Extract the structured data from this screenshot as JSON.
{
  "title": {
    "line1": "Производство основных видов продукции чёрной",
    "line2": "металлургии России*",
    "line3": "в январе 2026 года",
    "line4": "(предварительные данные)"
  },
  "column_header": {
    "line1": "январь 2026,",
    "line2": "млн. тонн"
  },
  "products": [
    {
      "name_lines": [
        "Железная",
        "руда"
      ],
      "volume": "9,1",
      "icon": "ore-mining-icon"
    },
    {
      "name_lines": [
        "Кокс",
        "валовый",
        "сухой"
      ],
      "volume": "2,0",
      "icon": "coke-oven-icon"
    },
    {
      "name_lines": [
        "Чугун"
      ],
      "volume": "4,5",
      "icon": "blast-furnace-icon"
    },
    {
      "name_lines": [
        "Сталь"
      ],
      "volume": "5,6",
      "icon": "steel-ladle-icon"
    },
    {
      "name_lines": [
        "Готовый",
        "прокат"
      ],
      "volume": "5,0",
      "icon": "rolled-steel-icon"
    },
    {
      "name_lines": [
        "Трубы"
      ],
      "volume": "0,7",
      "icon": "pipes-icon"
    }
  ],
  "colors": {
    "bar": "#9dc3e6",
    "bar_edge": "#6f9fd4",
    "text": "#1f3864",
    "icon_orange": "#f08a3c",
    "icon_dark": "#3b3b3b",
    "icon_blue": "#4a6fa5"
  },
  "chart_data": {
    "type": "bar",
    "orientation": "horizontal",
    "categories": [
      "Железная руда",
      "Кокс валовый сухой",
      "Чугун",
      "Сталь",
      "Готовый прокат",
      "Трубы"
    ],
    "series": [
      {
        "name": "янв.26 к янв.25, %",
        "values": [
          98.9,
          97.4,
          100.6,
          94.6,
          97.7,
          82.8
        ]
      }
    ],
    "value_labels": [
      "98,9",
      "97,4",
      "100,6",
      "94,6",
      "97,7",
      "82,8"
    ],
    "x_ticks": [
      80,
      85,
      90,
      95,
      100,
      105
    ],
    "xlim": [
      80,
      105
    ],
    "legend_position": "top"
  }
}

+++

Written instruction: Reproduce every line of the material above exactly.

Full answer:
Extract the structured data from this screenshot as JSON.
{
  "title": {
    "line1": "Производство основных видов продукции чёрной",
    "line2": "металлургии России*",
    "line3": "в январе 2026 года",
    "line4": "(предварительные данные)"
  },
  "column_header": {
    "line1": "январь 2026,",
    "line2": "млн. тонн"
  },
  "products": [
    {
      "name_lines": [
        "Железная",
        "руда"
      ],
      "volume": "9,1",
      "icon": "ore-mining-icon"
    },
    {
      "name_lines": [
        "Кокс",
        "валовый",
        "сухой"
      ],
      "volume": "2,0",
      "icon": "coke-oven-icon"
    },
    {
      "name_lines": [
        "Чугун"
      ],
      "volume": "4,5",
      "icon": "blast-furnace-icon"
    },
    {
      "name_lines": [
        "Сталь"
      ],
      "volume": "5,6",
      "icon": "steel-ladle-icon"
    },
    {
      "name_lines": [
        "Готовый",
        "прокат"
      ],
      "volume": "5,0",
      "icon": "rolled-steel-icon"
    },
    {
      "name_lines": [
        "Трубы"
      ],
      "volume": "0,7",
      "icon": "pipes-icon"
    }
  ],
  "colors": {
    "bar": "#9dc3e6",
    "bar_edge": "#6f9fd4",
    "text": "#1f3864",
    "icon_orange": "#f08a3c",
    "icon_dark": "#3b3b3b",
    "icon_blue": "#4a6fa5"
  },
  "chart_data": {
    "type": "bar",
    "orientation": "horizontal",
    "categories": [
      "Железная руда",
      "Кокс валовый сухой",
      "Чугун",
      "Сталь",
      "Готовый прокат",
      "Трубы"
    ],
    "series": [
      {
        "name": "янв.26 к янв.25, %",
        "values": [
          98.9,
          97.4,
          100.6,
          94.6,
          97.7,
          82.8
        ]
      }
    ],
    "value_labels": [
      "98,9",
      "97,4",
      "100,6",
      "94,6",
      "97,7",
      "82,8"
    ],
    "x_ticks": [
      80,
      85,
      90,
      95,
      100,
      105
    ],
    "xlim": [
      80,
      105
    ],
    "legend_position": "top"
  }
}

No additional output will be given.